Starting with the line that contains "Extract all readable text from this page.", return every line through the end of the listing below exactly as written. Omit the pictures.

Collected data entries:
++++++++

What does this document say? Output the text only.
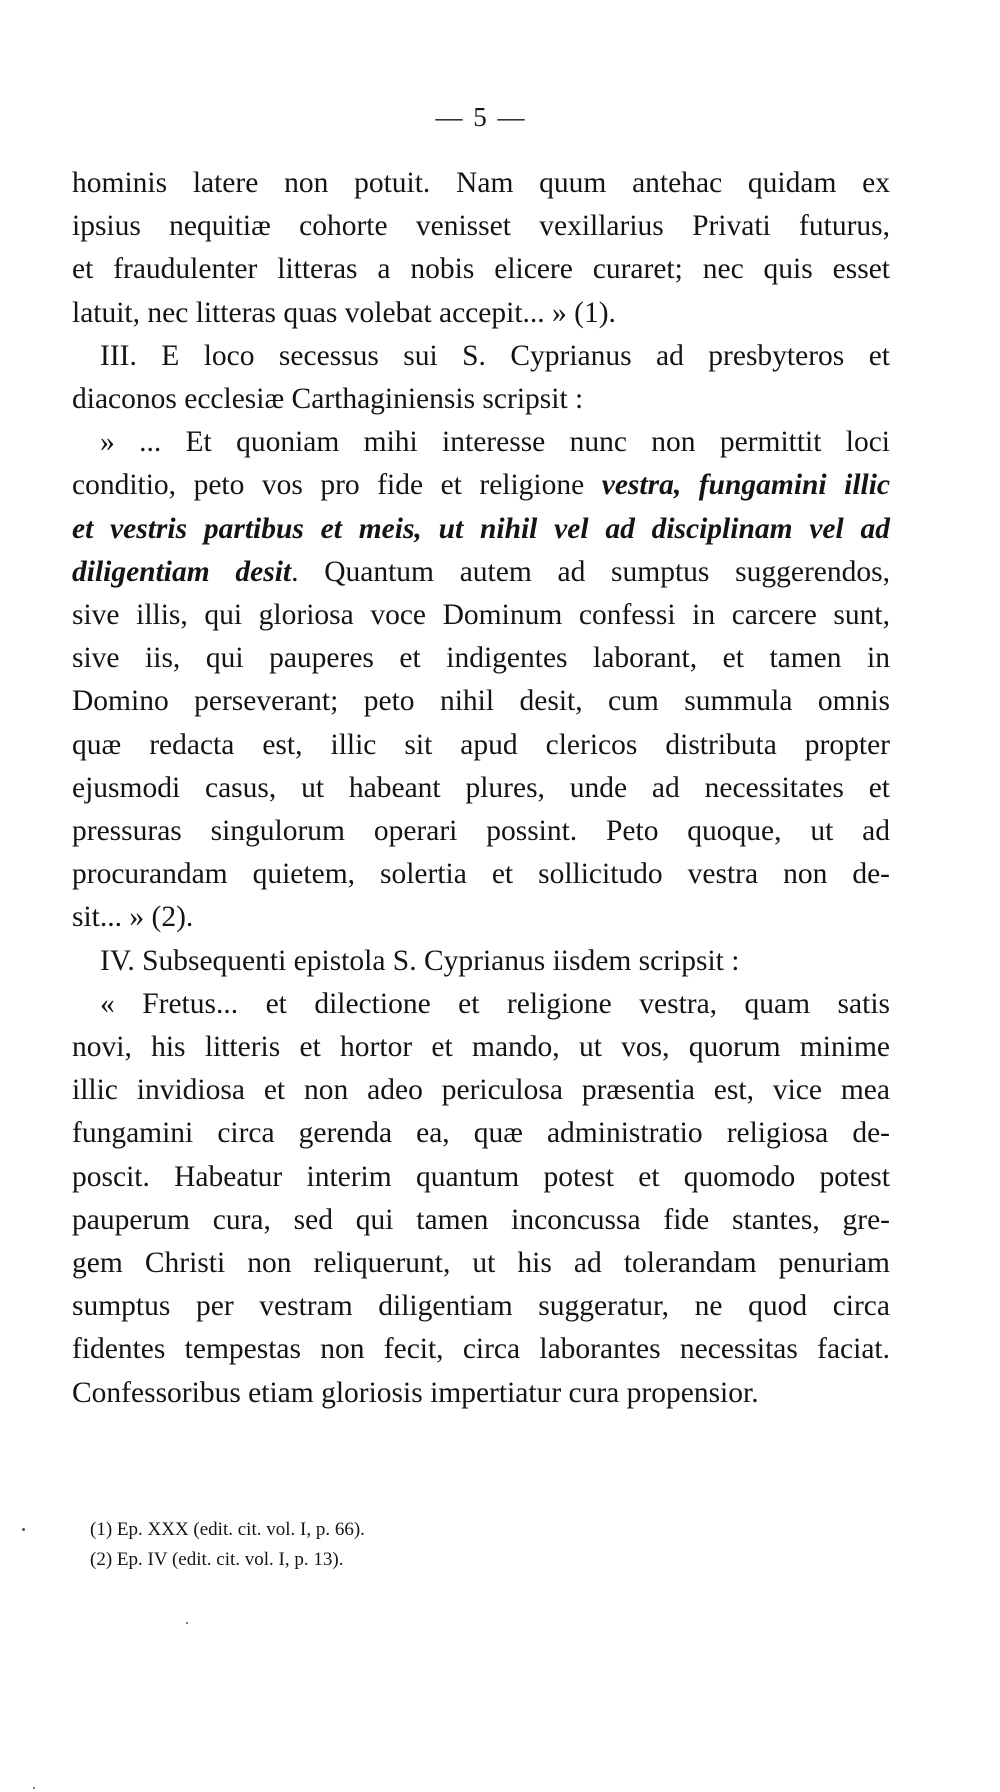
— 5 —

hominis latere non potuit. Nam quum antehac quidam ex

ipsius nequitiæ cohorte venisset vexillarius Privati futurus,

et fraudulenter litteras a nobis elicere curaret; nec quis esset

latuit, nec litteras quas volebat accepit... » (1).

III. E loco secessus sui S. Cyprianus ad presbyteros et

diaconos ecclesiæ Carthaginiensis scripsit :

» ... Et quoniam mihi interesse nunc non permittit loci

conditio, peto vos pro fide et religione vestra, fungamini illic

et vestris partibus et meis, ut nihil vel ad disciplinam vel ad

diligentiam desit. Quantum autem ad sumptus suggerendos,

sive illis, qui gloriosa voce Dominum confessi in carcere sunt,

sive iis, qui pauperes et indigentes laborant, et tamen in

Domino perseverant; peto nihil desit, cum summula omnis

quæ redacta est, illic sit apud clericos distributa propter

ejusmodi casus, ut habeant plures, unde ad necessitates et

pressuras singulorum operari possint. Peto quoque, ut ad

procurandam quietem, solertia et sollicitudo vestra non de-

sit... » (2).

IV. Subsequenti epistola S. Cyprianus iisdem scripsit :

« Fretus... et dilectione et religione vestra, quam satis

novi, his litteris et hortor et mando, ut vos, quorum minime

illic invidiosa et non adeo periculosa præsentia est, vice mea

fungamini circa gerenda ea, quæ administratio religiosa de-

poscit. Habeatur interim quantum potest et quomodo potest

pauperum cura, sed qui tamen inconcussa fide stantes, gre-

gem Christi non reliquerunt, ut his ad tolerandam penuriam

sumptus per vestram diligentiam suggeratur, ne quod circa

fidentes tempestas non fecit, circa laborantes necessitas faciat.

Confessoribus etiam gloriosis impertiatur cura propensior.

(1) Ep. XXX (edit. cit. vol. I, p. 66).
(2) Ep. IV (edit. cit. vol. I, p. 13).
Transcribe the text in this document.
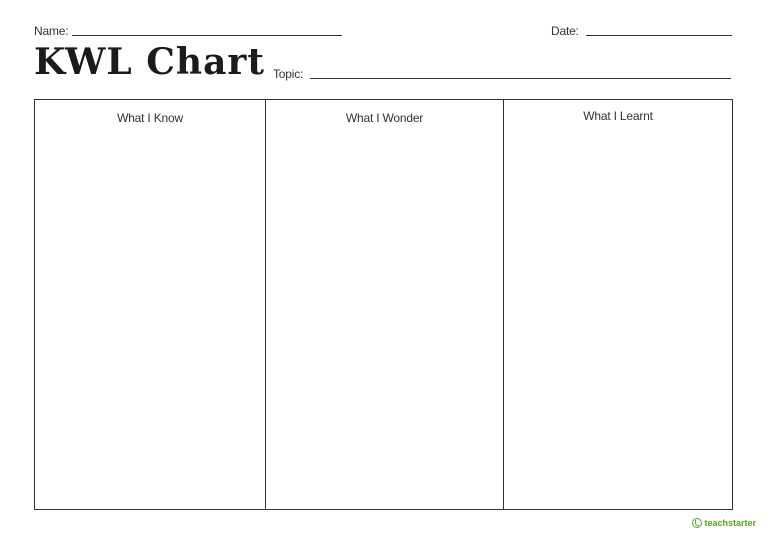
Name:	Date:
KWL Chart Topic:
What I Know	What I Wonder	What I Learnt
teachstarter
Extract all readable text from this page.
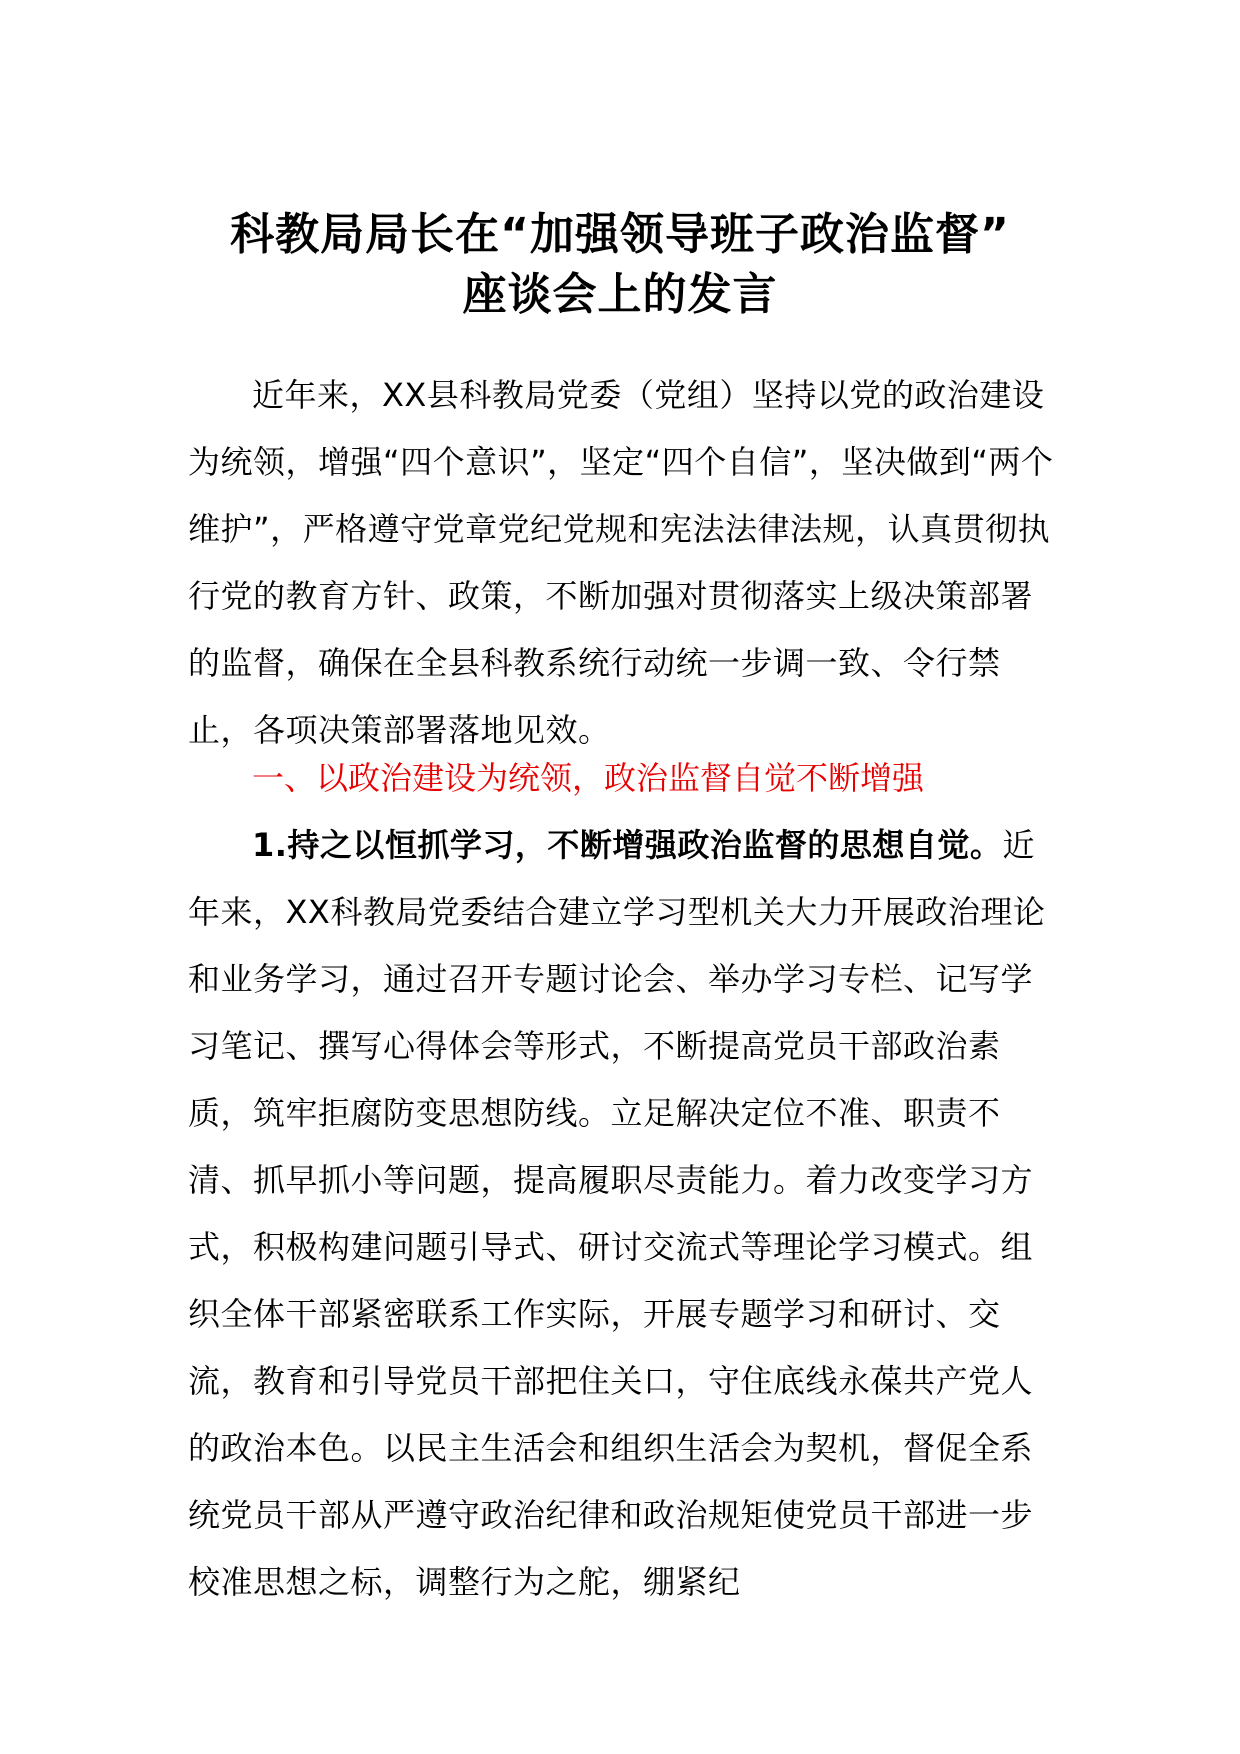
科教局局长在“加强领导班子政治监督”
座谈会上的发言
近年来，XX县科教局党委（党组）坚持以党的政治建设为统领，增强“四个意识”，坚定“四个自信”，坚决做到“两个维护”，严格遵守党章党纪党规和宪法法律法规，认真贯彻执行党的教育方针、政策，不断加强对贯彻落实上级决策部署的监督，确保在全县科教系统行动统一步调一致、令行禁止，各项决策部署落地见效。
一、以政治建设为统领，政治监督自觉不断增强
1.持之以恒抓学习，不断增强政治监督的思想自觉。近年来，XX科教局党委结合建立学习型机关大力开展政治理论和业务学习，通过召开专题讨论会、举办学习专栏、记写学习笔记、撰写心得体会等形式，不断提高党员干部政治素质，筑牢拒腐防变思想防线。立足解决定位不准、职责不清、抓早抓小等问题，提高履职尽责能力。着力改变学习方式，积极构建问题引导式、研讨交流式等理论学习模式。组织全体干部紧密联系工作实际，开展专题学习和研讨、交流，教育和引导党员干部把住关口，守住底线永葆共产党人的政治本色。以民主生活会和组织生活会为契机，督促全系统党员干部从严遵守政治纪律和政治规矩使党员干部进一步校准思想之标，调整行为之舵，绷紧纪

++++++++

**Result of the exercise:**
Extract all readable text from this page.
科教局局长在“加强领导班子政治监督”
座谈会上的发言
近年来，XX县科教局党委（党组）坚持以党的政治建设为统领，增强“四个意识”，坚定“四个自信”，坚决做到“两个维护”，严格遵守党章党纪党规和宪法法律法规，认真贯彻执行党的教育方针、政策，不断加强对贯彻落实上级决策部署的监督，确保在全县科教系统行动统一步调一致、令行禁止，各项决策部署落地见效。
一、以政治建设为统领，政治监督自觉不断增强
1.持之以恒抓学习，不断增强政治监督的思想自觉。近年来，XX科教局党委结合建立学习型机关大力开展政治理论和业务学习，通过召开专题讨论会、举办学习专栏、记写学习笔记、撰写心得体会等形式，不断提高党员干部政治素质，筑牢拒腐防变思想防线。立足解决定位不准、职责不清、抓早抓小等问题，提高履职尽责能力。着力改变学习方式，积极构建问题引导式、研讨交流式等理论学习模式。组织全体干部紧密联系工作实际，开展专题学习和研讨、交流，教育和引导党员干部把住关口，守住底线永葆共产党人的政治本色。以民主生活会和组织生活会为契机，督促全系统党员干部从严遵守政治纪律和政治规矩使党员干部进一步校准思想之标，调整行为之舵，绷紧纪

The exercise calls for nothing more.